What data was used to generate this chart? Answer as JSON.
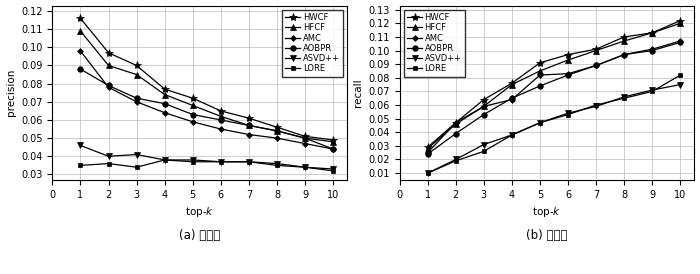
{
  "x": [
    1,
    2,
    3,
    4,
    5,
    6,
    7,
    8,
    9,
    10
  ],
  "precision": {
    "HWCF": [
      0.116,
      0.097,
      0.09,
      0.077,
      0.072,
      0.065,
      0.061,
      0.056,
      0.051,
      0.049
    ],
    "HFCF": [
      0.109,
      0.09,
      0.085,
      0.074,
      0.068,
      0.062,
      0.057,
      0.054,
      0.05,
      0.048
    ],
    "AMC": [
      0.098,
      0.078,
      0.07,
      0.064,
      0.059,
      0.055,
      0.052,
      0.05,
      0.047,
      0.044
    ],
    "AOBPR": [
      0.088,
      0.079,
      0.072,
      0.069,
      0.063,
      0.06,
      0.057,
      0.054,
      0.05,
      0.044
    ],
    "ASVD++": [
      0.046,
      0.04,
      0.041,
      0.038,
      0.038,
      0.037,
      0.037,
      0.036,
      0.034,
      0.033
    ],
    "LORE": [
      0.035,
      0.036,
      0.034,
      0.038,
      0.037,
      0.037,
      0.037,
      0.035,
      0.034,
      0.032
    ]
  },
  "recall": {
    "HWCF": [
      0.029,
      0.047,
      0.064,
      0.076,
      0.091,
      0.097,
      0.101,
      0.11,
      0.113,
      0.122
    ],
    "HFCF": [
      0.028,
      0.046,
      0.059,
      0.075,
      0.085,
      0.093,
      0.1,
      0.107,
      0.113,
      0.12
    ],
    "AMC": [
      0.025,
      0.047,
      0.059,
      0.064,
      0.082,
      0.083,
      0.089,
      0.097,
      0.101,
      0.107
    ],
    "AOBPR": [
      0.024,
      0.039,
      0.053,
      0.065,
      0.074,
      0.082,
      0.089,
      0.097,
      0.1,
      0.106
    ],
    "ASVD++": [
      0.01,
      0.02,
      0.031,
      0.038,
      0.047,
      0.054,
      0.059,
      0.066,
      0.071,
      0.075
    ],
    "LORE": [
      0.01,
      0.019,
      0.026,
      0.038,
      0.047,
      0.053,
      0.06,
      0.065,
      0.07,
      0.082
    ]
  },
  "series_styles": {
    "HWCF": {
      "marker": "*",
      "color": "#000000",
      "linestyle": "-",
      "ms": 6
    },
    "HFCF": {
      "marker": "^",
      "color": "#000000",
      "linestyle": "-",
      "ms": 4
    },
    "AMC": {
      "marker": "D",
      "color": "#000000",
      "linestyle": "-",
      "ms": 3
    },
    "AOBPR": {
      "marker": "o",
      "color": "#000000",
      "linestyle": "-",
      "ms": 4
    },
    "ASVD++": {
      "marker": "v",
      "color": "#000000",
      "linestyle": "-",
      "ms": 4
    },
    "LORE": {
      "marker": "s",
      "color": "#000000",
      "linestyle": "-",
      "ms": 3
    }
  },
  "precision_ylim": [
    0.027,
    0.123
  ],
  "recall_ylim": [
    0.005,
    0.133
  ],
  "precision_yticks": [
    0.03,
    0.04,
    0.05,
    0.06,
    0.07,
    0.08,
    0.09,
    0.1,
    0.11,
    0.12
  ],
  "recall_yticks": [
    0.01,
    0.02,
    0.03,
    0.04,
    0.05,
    0.06,
    0.07,
    0.08,
    0.09,
    0.1,
    0.11,
    0.12,
    0.13
  ],
  "xlabel": "top-$k$",
  "ylabel_left": "precision",
  "ylabel_right": "recall",
  "caption_left": "(a) 准确率",
  "caption_right": "(b) 召回率",
  "legend_order": [
    "HWCF",
    "HFCF",
    "AMC",
    "AOBPR",
    "ASVD++",
    "LORE"
  ],
  "linewidth": 0.9,
  "font_size": 7.5,
  "caption_font_size": 8.5,
  "tick_font_size": 7
}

* _Do this_:
In your copy, leave out the pictures and reproduce the material above exactly.

* _Solved problem_:
What data was used to generate this chart? Answer as JSON.
{
  "x": [
    1,
    2,
    3,
    4,
    5,
    6,
    7,
    8,
    9,
    10
  ],
  "precision": {
    "HWCF": [
      0.116,
      0.097,
      0.09,
      0.077,
      0.072,
      0.065,
      0.061,
      0.056,
      0.051,
      0.049
    ],
    "HFCF": [
      0.109,
      0.09,
      0.085,
      0.074,
      0.068,
      0.062,
      0.057,
      0.054,
      0.05,
      0.048
    ],
    "AMC": [
      0.098,
      0.078,
      0.07,
      0.064,
      0.059,
      0.055,
      0.052,
      0.05,
      0.047,
      0.044
    ],
    "AOBPR": [
      0.088,
      0.079,
      0.072,
      0.069,
      0.063,
      0.06,
      0.057,
      0.054,
      0.05,
      0.044
    ],
    "ASVD++": [
      0.046,
      0.04,
      0.041,
      0.038,
      0.038,
      0.037,
      0.037,
      0.036,
      0.034,
      0.033
    ],
    "LORE": [
      0.035,
      0.036,
      0.034,
      0.038,
      0.037,
      0.037,
      0.037,
      0.035,
      0.034,
      0.032
    ]
  },
  "recall": {
    "HWCF": [
      0.029,
      0.047,
      0.064,
      0.076,
      0.091,
      0.097,
      0.101,
      0.11,
      0.113,
      0.122
    ],
    "HFCF": [
      0.028,
      0.046,
      0.059,
      0.075,
      0.085,
      0.093,
      0.1,
      0.107,
      0.113,
      0.12
    ],
    "AMC": [
      0.025,
      0.047,
      0.059,
      0.064,
      0.082,
      0.083,
      0.089,
      0.097,
      0.101,
      0.107
    ],
    "AOBPR": [
      0.024,
      0.039,
      0.053,
      0.065,
      0.074,
      0.082,
      0.089,
      0.097,
      0.1,
      0.106
    ],
    "ASVD++": [
      0.01,
      0.02,
      0.031,
      0.038,
      0.047,
      0.054,
      0.059,
      0.066,
      0.071,
      0.075
    ],
    "LORE": [
      0.01,
      0.019,
      0.026,
      0.038,
      0.047,
      0.053,
      0.06,
      0.065,
      0.07,
      0.082
    ]
  },
  "series_styles": {
    "HWCF": {
      "marker": "*",
      "color": "#000000",
      "linestyle": "-",
      "ms": 6
    },
    "HFCF": {
      "marker": "^",
      "color": "#000000",
      "linestyle": "-",
      "ms": 4
    },
    "AMC": {
      "marker": "D",
      "color": "#000000",
      "linestyle": "-",
      "ms": 3
    },
    "AOBPR": {
      "marker": "o",
      "color": "#000000",
      "linestyle": "-",
      "ms": 4
    },
    "ASVD++": {
      "marker": "v",
      "color": "#000000",
      "linestyle": "-",
      "ms": 4
    },
    "LORE": {
      "marker": "s",
      "color": "#000000",
      "linestyle": "-",
      "ms": 3
    }
  },
  "precision_ylim": [
    0.027,
    0.123
  ],
  "recall_ylim": [
    0.005,
    0.133
  ],
  "precision_yticks": [
    0.03,
    0.04,
    0.05,
    0.06,
    0.07,
    0.08,
    0.09,
    0.1,
    0.11,
    0.12
  ],
  "recall_yticks": [
    0.01,
    0.02,
    0.03,
    0.04,
    0.05,
    0.06,
    0.07,
    0.08,
    0.09,
    0.1,
    0.11,
    0.12,
    0.13
  ],
  "xlabel": "top-$k$",
  "ylabel_left": "precision",
  "ylabel_right": "recall",
  "caption_left": "(a) 准确率",
  "caption_right": "(b) 召回率",
  "legend_order": [
    "HWCF",
    "HFCF",
    "AMC",
    "AOBPR",
    "ASVD++",
    "LORE"
  ],
  "linewidth": 0.9,
  "font_size": 7.5,
  "caption_font_size": 8.5,
  "tick_font_size": 7
}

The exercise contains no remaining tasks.